(A run of records)
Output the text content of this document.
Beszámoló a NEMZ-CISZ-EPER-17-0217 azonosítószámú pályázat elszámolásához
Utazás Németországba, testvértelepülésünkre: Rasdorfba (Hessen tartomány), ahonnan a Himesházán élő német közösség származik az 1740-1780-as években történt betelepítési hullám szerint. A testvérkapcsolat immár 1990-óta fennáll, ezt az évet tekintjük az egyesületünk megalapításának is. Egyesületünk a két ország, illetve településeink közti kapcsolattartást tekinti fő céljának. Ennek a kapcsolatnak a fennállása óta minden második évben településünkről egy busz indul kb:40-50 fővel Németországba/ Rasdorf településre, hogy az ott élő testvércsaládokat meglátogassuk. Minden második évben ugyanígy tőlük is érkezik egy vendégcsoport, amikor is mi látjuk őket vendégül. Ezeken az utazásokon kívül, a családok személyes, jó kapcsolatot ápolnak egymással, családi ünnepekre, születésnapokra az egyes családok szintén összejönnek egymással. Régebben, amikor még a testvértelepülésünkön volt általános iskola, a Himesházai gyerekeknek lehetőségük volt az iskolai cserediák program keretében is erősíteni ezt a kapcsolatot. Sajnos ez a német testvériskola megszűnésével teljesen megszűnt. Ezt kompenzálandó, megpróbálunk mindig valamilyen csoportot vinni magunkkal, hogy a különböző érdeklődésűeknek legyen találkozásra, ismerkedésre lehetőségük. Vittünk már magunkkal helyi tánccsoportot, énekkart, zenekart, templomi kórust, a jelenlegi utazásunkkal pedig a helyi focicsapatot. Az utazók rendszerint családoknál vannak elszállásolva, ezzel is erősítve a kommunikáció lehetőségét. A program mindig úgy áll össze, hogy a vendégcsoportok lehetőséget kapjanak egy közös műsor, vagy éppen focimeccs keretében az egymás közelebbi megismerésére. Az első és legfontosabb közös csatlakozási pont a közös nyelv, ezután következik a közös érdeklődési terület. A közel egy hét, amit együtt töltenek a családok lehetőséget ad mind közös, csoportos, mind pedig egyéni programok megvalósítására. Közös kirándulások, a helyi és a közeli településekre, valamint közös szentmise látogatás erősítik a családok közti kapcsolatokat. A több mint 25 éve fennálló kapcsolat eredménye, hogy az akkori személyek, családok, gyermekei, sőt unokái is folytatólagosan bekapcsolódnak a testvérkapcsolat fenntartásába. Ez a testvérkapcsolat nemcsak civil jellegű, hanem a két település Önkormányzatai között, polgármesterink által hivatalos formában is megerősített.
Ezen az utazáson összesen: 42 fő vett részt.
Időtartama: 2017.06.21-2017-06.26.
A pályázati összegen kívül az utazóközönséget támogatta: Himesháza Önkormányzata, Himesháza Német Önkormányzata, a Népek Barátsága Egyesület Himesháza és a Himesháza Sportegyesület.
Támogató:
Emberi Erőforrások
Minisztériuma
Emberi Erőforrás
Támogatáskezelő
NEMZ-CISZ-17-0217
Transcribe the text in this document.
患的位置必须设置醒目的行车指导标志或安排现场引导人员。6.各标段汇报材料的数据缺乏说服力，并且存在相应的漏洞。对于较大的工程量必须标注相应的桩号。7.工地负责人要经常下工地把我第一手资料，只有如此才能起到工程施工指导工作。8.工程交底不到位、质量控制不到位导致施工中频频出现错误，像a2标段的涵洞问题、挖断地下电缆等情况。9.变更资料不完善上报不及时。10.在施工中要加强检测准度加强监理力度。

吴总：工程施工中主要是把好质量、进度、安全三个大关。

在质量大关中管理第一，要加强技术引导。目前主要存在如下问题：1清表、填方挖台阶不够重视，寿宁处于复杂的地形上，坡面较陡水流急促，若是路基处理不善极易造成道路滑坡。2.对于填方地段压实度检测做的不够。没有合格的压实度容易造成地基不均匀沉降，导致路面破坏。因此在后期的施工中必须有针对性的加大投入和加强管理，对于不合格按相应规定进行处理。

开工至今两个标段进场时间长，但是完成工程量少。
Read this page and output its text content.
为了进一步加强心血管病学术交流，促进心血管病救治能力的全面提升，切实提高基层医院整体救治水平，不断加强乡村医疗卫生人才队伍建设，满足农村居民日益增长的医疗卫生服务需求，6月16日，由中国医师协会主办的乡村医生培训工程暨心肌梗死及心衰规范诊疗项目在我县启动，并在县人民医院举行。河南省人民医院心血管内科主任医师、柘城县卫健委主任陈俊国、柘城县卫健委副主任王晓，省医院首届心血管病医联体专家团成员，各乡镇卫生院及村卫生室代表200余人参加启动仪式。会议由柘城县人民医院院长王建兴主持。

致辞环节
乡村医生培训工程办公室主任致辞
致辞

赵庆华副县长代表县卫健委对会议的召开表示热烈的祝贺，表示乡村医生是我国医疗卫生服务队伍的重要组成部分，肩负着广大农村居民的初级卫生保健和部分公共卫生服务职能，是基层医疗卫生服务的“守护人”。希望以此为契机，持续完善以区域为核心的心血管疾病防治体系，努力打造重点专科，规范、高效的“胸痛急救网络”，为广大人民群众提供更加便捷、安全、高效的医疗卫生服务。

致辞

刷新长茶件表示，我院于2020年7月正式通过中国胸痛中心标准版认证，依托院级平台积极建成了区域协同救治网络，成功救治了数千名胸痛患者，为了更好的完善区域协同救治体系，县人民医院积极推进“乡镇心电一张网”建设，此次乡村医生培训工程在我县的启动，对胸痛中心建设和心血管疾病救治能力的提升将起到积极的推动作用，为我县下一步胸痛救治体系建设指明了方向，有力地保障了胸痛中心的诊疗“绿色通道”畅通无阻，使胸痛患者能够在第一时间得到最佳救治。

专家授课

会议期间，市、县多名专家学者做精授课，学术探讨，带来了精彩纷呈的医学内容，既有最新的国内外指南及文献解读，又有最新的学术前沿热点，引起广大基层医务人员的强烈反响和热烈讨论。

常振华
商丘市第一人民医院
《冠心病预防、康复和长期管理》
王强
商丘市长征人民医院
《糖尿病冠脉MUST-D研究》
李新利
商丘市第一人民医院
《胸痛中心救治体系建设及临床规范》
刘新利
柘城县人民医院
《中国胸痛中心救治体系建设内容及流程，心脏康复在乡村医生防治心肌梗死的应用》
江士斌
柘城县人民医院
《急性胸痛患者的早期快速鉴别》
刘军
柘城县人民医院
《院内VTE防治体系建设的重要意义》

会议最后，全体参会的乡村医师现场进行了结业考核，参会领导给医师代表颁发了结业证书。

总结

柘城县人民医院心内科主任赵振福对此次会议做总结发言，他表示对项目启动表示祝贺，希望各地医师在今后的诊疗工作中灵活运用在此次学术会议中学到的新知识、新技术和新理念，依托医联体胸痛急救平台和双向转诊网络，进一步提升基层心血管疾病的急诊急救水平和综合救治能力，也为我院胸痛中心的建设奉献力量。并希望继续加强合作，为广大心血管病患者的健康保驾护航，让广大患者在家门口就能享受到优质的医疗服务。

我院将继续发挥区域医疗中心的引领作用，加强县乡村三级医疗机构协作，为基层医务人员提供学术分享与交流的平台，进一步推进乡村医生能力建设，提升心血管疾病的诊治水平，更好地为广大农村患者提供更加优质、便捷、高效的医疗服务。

Problem to work on:
Copy exactly the lines of the listing above, beginning at the line with "Read this page and output its text content." and ending at its final line; write out nothing else.

Written answer:
Read this page and output its text content.
为了进一步加强心血管病学术交流，促进心血管病救治能力的全面提升，切实提高基层医院整体救治水平，不断加强乡村医疗卫生人才队伍建设，满足农村居民日益增长的医疗卫生服务需求，6月16日，由中国医师协会主办的乡村医生培训工程暨心肌梗死及心衰规范诊疗项目在我县启动，并在县人民医院举行。河南省人民医院心血管内科主任医师、柘城县卫健委主任陈俊国、柘城县卫健委副主任王晓，省医院首届心血管病医联体专家团成员，各乡镇卫生院及村卫生室代表200余人参加启动仪式。会议由柘城县人民医院院长王建兴主持。

致辞环节
乡村医生培训工程办公室主任致辞
致辞

赵庆华副县长代表县卫健委对会议的召开表示热烈的祝贺，表示乡村医生是我国医疗卫生服务队伍的重要组成部分，肩负着广大农村居民的初级卫生保健和部分公共卫生服务职能，是基层医疗卫生服务的“守护人”。希望以此为契机，持续完善以区域为核心的心血管疾病防治体系，努力打造重点专科，规范、高效的“胸痛急救网络”，为广大人民群众提供更加便捷、安全、高效的医疗卫生服务。

致辞

刷新长茶件表示，我院于2020年7月正式通过中国胸痛中心标准版认证，依托院级平台积极建成了区域协同救治网络，成功救治了数千名胸痛患者，为了更好的完善区域协同救治体系，县人民医院积极推进“乡镇心电一张网”建设，此次乡村医生培训工程在我县的启动，对胸痛中心建设和心血管疾病救治能力的提升将起到积极的推动作用，为我县下一步胸痛救治体系建设指明了方向，有力地保障了胸痛中心的诊疗“绿色通道”畅通无阻，使胸痛患者能够在第一时间得到最佳救治。

专家授课

会议期间，市、县多名专家学者做精授课，学术探讨，带来了精彩纷呈的医学内容，既有最新的国内外指南及文献解读，又有最新的学术前沿热点，引起广大基层医务人员的强烈反响和热烈讨论。

常振华
商丘市第一人民医院
《冠心病预防、康复和长期管理》
王强
商丘市长征人民医院
《糖尿病冠脉MUST-D研究》
李新利
商丘市第一人民医院
《胸痛中心救治体系建设及临床规范》
刘新利
柘城县人民医院
《中国胸痛中心救治体系建设内容及流程，心脏康复在乡村医生防治心肌梗死的应用》
江士斌
柘城县人民医院
《急性胸痛患者的早期快速鉴别》
刘军
柘城县人民医院
《院内VTE防治体系建设的重要意义》

会议最后，全体参会的乡村医师现场进行了结业考核，参会领导给医师代表颁发了结业证书。

总结

柘城县人民医院心内科主任赵振福对此次会议做总结发言，他表示对项目启动表示祝贺，希望各地医师在今后的诊疗工作中灵活运用在此次学术会议中学到的新知识、新技术和新理念，依托医联体胸痛急救平台和双向转诊网络，进一步提升基层心血管疾病的急诊急救水平和综合救治能力，也为我院胸痛中心的建设奉献力量。并希望继续加强合作，为广大心血管病患者的健康保驾护航，让广大患者在家门口就能享受到优质的医疗服务。

我院将继续发挥区域医疗中心的引领作用，加强县乡村三级医疗机构协作，为基层医务人员提供学术分享与交流的平台，进一步推进乡村医生能力建设，提升心血管疾病的诊治水平，更好地为广大农村患者提供更加优质、便捷、高效的医疗服务。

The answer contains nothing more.